▸ RECORDS FOR THE TASK:
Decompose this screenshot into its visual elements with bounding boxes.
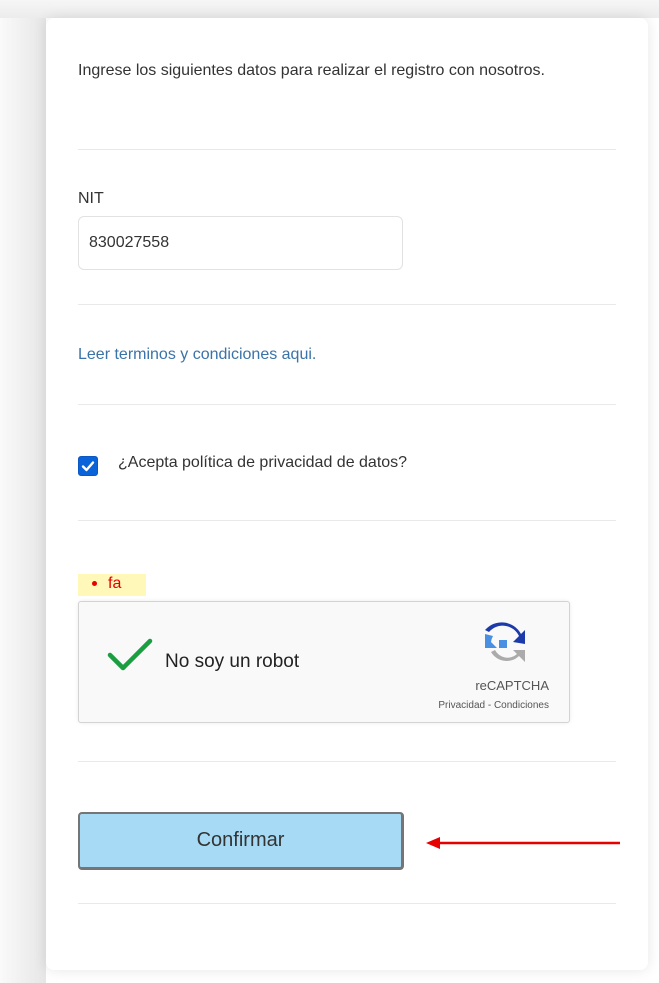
divider bbox=[78, 520, 616, 521]
registration-card: Ingrese los siguientes datos para realiz… bbox=[46, 18, 648, 970]
divider bbox=[78, 404, 616, 405]
recaptcha-widget[interactable]: No soy un robot reCAPTCHA Privacidad - C… bbox=[78, 601, 570, 723]
privacy-checkbox[interactable] bbox=[78, 456, 98, 476]
privacy-label: ¿Acepta política de privacidad de datos? bbox=[118, 454, 408, 471]
terms-link[interactable]: Leer terminos y condiciones aqui. bbox=[78, 346, 316, 364]
divider bbox=[78, 304, 616, 305]
recaptcha-checkmark-icon bbox=[107, 638, 153, 671]
divider bbox=[78, 903, 616, 904]
intro-text: Ingrese los siguientes datos para realiz… bbox=[78, 62, 545, 79]
divider bbox=[78, 149, 616, 150]
nit-input[interactable] bbox=[78, 216, 403, 270]
checkmark-icon bbox=[81, 461, 95, 472]
page-background-left bbox=[0, 0, 46, 983]
page-background-top bbox=[0, 0, 659, 18]
nit-label: NIT bbox=[78, 190, 104, 207]
annotation-arrow-icon bbox=[426, 837, 620, 849]
error-message: fa bbox=[78, 574, 146, 596]
recaptcha-label: No soy un robot bbox=[165, 651, 300, 672]
recaptcha-links[interactable]: Privacidad - Condiciones bbox=[438, 700, 549, 711]
recaptcha-brand: reCAPTCHA bbox=[475, 678, 549, 693]
confirm-button[interactable]: Confirmar bbox=[78, 812, 404, 870]
recaptcha-logo-icon bbox=[485, 622, 525, 662]
bullet-icon bbox=[92, 581, 97, 586]
divider bbox=[78, 761, 616, 762]
error-text: fa bbox=[108, 575, 122, 592]
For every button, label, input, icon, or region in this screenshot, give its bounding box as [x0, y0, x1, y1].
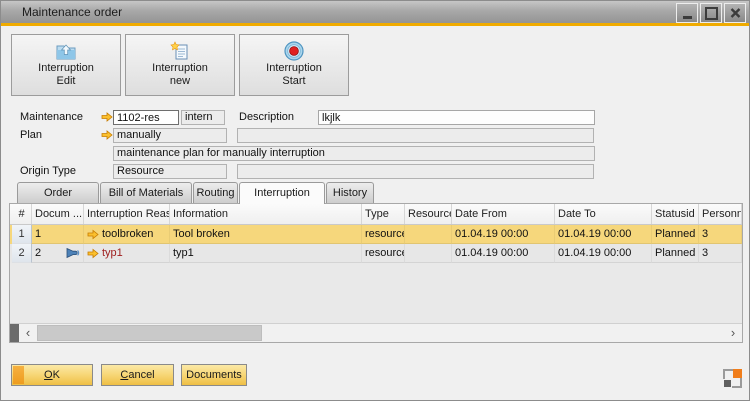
col-header-type[interactable]: Type — [362, 204, 405, 224]
statusid-cell[interactable]: Planned — [652, 244, 699, 263]
maximize-icon — [705, 7, 718, 20]
new-document-icon — [126, 40, 234, 62]
col-header-information[interactable]: Information — [170, 204, 362, 224]
minimize-icon — [683, 16, 692, 19]
maintenance-order-window: Maintenance order Interruption Edit — [0, 0, 750, 401]
toolbar-label: Interruption — [240, 62, 348, 75]
reason-cell[interactable]: toolbroken — [84, 225, 170, 244]
resource-cell[interactable] — [405, 244, 452, 263]
link-arrow-icon[interactable] — [101, 129, 113, 141]
information-cell[interactable]: typ1 — [170, 244, 362, 263]
link-arrow-icon[interactable] — [87, 248, 99, 259]
resource-cell[interactable] — [405, 225, 452, 244]
alarm-megaphone-icon — [66, 247, 81, 259]
record-icon — [240, 40, 348, 62]
document-cell[interactable]: 2 — [32, 244, 84, 263]
link-arrow-icon[interactable] — [87, 229, 99, 240]
cancel-button-label: Cancel — [102, 365, 173, 385]
origin-type-label: Origin Type — [20, 164, 76, 179]
documents-button[interactable]: Documents — [181, 364, 247, 386]
maximize-button[interactable] — [700, 3, 722, 23]
interruption-table: # Docum ... Interruption Reaso Informati… — [9, 203, 743, 343]
toolbar-label: Start — [240, 75, 348, 88]
description-label: Description — [239, 110, 294, 125]
grip-orange-square-icon — [733, 369, 742, 378]
tab-routing[interactable]: Routing — [193, 182, 238, 203]
col-header-date-from[interactable]: Date From — [452, 204, 555, 224]
scroll-left-button[interactable]: ‹ — [19, 324, 37, 342]
toolbar-label: new — [126, 75, 234, 88]
col-header-document[interactable]: Docum ... — [32, 204, 84, 224]
col-header-statusid[interactable]: Statusid — [652, 204, 699, 224]
origin-type-field[interactable]: Resource — [113, 164, 227, 179]
information-cell[interactable]: Tool broken — [170, 225, 362, 244]
type-cell[interactable]: resource — [362, 244, 405, 263]
toolbar-label: Edit — [12, 75, 120, 88]
plan-label: Plan — [20, 128, 42, 143]
plan-note-field[interactable]: maintenance plan for manually interrupti… — [113, 146, 595, 161]
scrollbar-thumb[interactable] — [37, 325, 262, 341]
personnel-cell[interactable]: 3 — [699, 244, 742, 263]
table-row[interactable]: 2 2 typ1 typ1 resource 01.04.19 00:00 01… — [10, 244, 742, 263]
table-header-row: # Docum ... Interruption Reaso Informati… — [10, 204, 742, 225]
plan-field[interactable]: manually — [113, 128, 227, 143]
tab-order[interactable]: Order — [17, 182, 99, 203]
document-cell[interactable]: 1 — [32, 225, 84, 244]
cancel-button[interactable]: Cancel — [101, 364, 174, 386]
close-icon — [730, 8, 741, 18]
tab-history[interactable]: History — [326, 182, 374, 203]
intern-field[interactable]: intern — [181, 110, 225, 125]
date-from-cell[interactable]: 01.04.19 00:00 — [452, 225, 555, 244]
col-header-reason[interactable]: Interruption Reaso — [84, 204, 170, 224]
link-arrow-icon[interactable] — [101, 111, 113, 123]
ok-button-focus-strip — [13, 366, 24, 384]
interruption-new-button[interactable]: Interruption new — [125, 34, 235, 96]
col-header-personnel[interactable]: Personn — [699, 204, 742, 224]
table-row[interactable]: 1 1 toolbroken Tool broken resource 01.0… — [10, 225, 742, 244]
interruption-edit-button[interactable]: Interruption Edit — [11, 34, 121, 96]
scroll-right-button[interactable]: › — [724, 324, 742, 342]
close-button[interactable] — [724, 3, 746, 23]
plan-extra-field[interactable] — [237, 128, 594, 143]
reason-cell[interactable]: typ1 — [84, 244, 170, 263]
reason-text: toolbroken — [102, 225, 153, 243]
toolbar-label: Interruption — [126, 62, 234, 75]
origin-extra-field[interactable] — [237, 164, 594, 179]
col-header-resource[interactable]: Resource — [405, 204, 452, 224]
document-text: 2 — [35, 247, 41, 259]
resize-grip[interactable] — [723, 369, 742, 388]
reason-text: typ1 — [102, 244, 123, 262]
ok-button-label: OK — [12, 365, 92, 385]
folder-upload-icon — [12, 40, 120, 62]
scrollbar-corner-block — [10, 324, 19, 342]
window-controls — [676, 3, 746, 23]
minimize-button[interactable] — [676, 3, 698, 23]
accent-line — [1, 23, 749, 26]
date-from-cell[interactable]: 01.04.19 00:00 — [452, 244, 555, 263]
type-cell[interactable]: resource — [362, 225, 405, 244]
statusid-cell[interactable]: Planned — [652, 225, 699, 244]
tab-bill-of-materials[interactable]: Bill of Materials — [100, 182, 192, 203]
interruption-start-button[interactable]: Interruption Start — [239, 34, 349, 96]
maintenance-code-input[interactable] — [113, 110, 179, 125]
date-to-cell[interactable]: 01.04.19 00:00 — [555, 225, 652, 244]
col-header-num[interactable]: # — [12, 204, 32, 224]
row-number-cell[interactable]: 2 — [12, 244, 32, 263]
documents-button-label: Documents — [182, 365, 246, 385]
date-to-cell[interactable]: 01.04.19 00:00 — [555, 244, 652, 263]
col-header-date-to[interactable]: Date To — [555, 204, 652, 224]
row-number-cell[interactable]: 1 — [12, 225, 32, 244]
grip-dark-square-icon — [724, 380, 731, 387]
horizontal-scrollbar[interactable]: ‹ › — [10, 323, 742, 342]
ok-button[interactable]: OK — [11, 364, 93, 386]
description-input[interactable] — [318, 110, 595, 125]
grip-corner-icon — [732, 378, 742, 388]
toolbar-label: Interruption — [12, 62, 120, 75]
title-bar[interactable]: Maintenance order — [1, 1, 749, 23]
maintenance-label: Maintenance — [20, 110, 83, 125]
tab-interruption[interactable]: Interruption — [239, 182, 325, 204]
window-title: Maintenance order — [22, 5, 122, 19]
personnel-cell[interactable]: 3 — [699, 225, 742, 244]
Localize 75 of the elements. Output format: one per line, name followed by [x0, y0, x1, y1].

▸ DO THIS:
Turn the listing lines starting with the line containing "col-header-type[interactable]: Type —" and going on through the line containing "alarm-megaphone-icon — [66, 247, 81, 259]" into a JSON list of strings, one string per line, with blank lines omitted.

▸ COMPLETE RESPONSE:
[
  "col-header-type[interactable]: Type — [362, 204, 405, 224]",
  "statusid-cell[interactable]: Planned — [652, 244, 699, 263]",
  "maximize-icon — [705, 7, 718, 20]",
  "new-document-icon — [126, 40, 234, 62]",
  "col-header-information[interactable]: Information — [170, 204, 362, 224]",
  "minimize-icon — [683, 16, 692, 19]",
  "maintenance-order-window: Maintenance order Interruption Edit — [0, 0, 750, 401]",
  "toolbar-label: Interruption — [240, 62, 348, 75]",
  "reason-cell[interactable]: toolbroken — [84, 225, 170, 244]",
  "resource-cell[interactable] — [405, 244, 452, 263]",
  "link-arrow-icon[interactable] — [101, 129, 113, 141]",
  "information-cell[interactable]: typ1 — [170, 244, 362, 263]",
  "link-arrow-icon[interactable] — [87, 248, 99, 259]",
  "resource-cell[interactable] — [405, 225, 452, 244]",
  "alarm-megaphone-icon — [66, 247, 81, 259]"
]